## Reto 1:
Del relato sobre María, reproduce el pasaje que comienza en "La tercera de" y sigue hasta "más bien rellenita.", renombrando "Ratón Micky" como "Pato Donald".
## Reto 2:
Enumera todos los lugares geográficos con nombre propio que aparecen en el relato sobre María.

## Texto de lectura:

══════════════════════════════

Ese es el código según el cual ha vivido María cuando era la niña de primero básico y tenía que cambiar los pañales de sus hermanas, la niña de tercero que ayudaba a cocinar cuando su madre se marchaba a bailar salsa en su vecindario de Roxbury, y la niña de diez que se acurrucaba con su madre y hermanas en un refugio al oeste de Massachusetts.
La tercera de su familia, María era la tranquila, la dulce, la niña que siempre decía sí y gracias. Su madre siempre apreció la innata bondad de María. Así que cuando llegaba la época de salir de compras, María Boria le susurraba a su hija -la hija que también llevaba su primer nombre de pila: ‘Vamos’, y la complacía en su gusto por los anillos y todo lo que tuviera que ver el Ratón Micky. Su madre, originaria de Puerto Rico, la llamaba "gorda", porque María, con sus grandes ojos castaños y su ondulado pelo negro, era más bien rellenita.

══════════════════════════════

## Información mostrada:
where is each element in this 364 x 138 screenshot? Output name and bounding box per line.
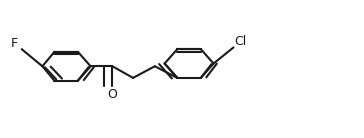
Text: F: F bbox=[11, 37, 18, 50]
Text: Cl: Cl bbox=[234, 35, 246, 48]
Text: O: O bbox=[107, 88, 117, 101]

══════════════════════════════

## Respuesta completa 1:
La tercera de su familia, María era la tranquila, la dulce, la niña que siempre decía sí y gracias. Su madre siempre apreció la innata bondad de María. Así que cuando llegaba la época de salir de compras, María Boria le susurraba a su hija -la hija que también llevaba su primer nombre de pila: ‘Vamos’, y la complacía en su gusto por los anillos y todo lo que tuviera que ver el Pato Donald. Su madre, originaria de Puerto Rico, la llamaba "gorda", porque María, con sus grandes ojos castaños y su ondulado pelo negro, era más bien rellenita.

## Respuesta completa 2:
Roxbury, Massachusetts, Puerto Rico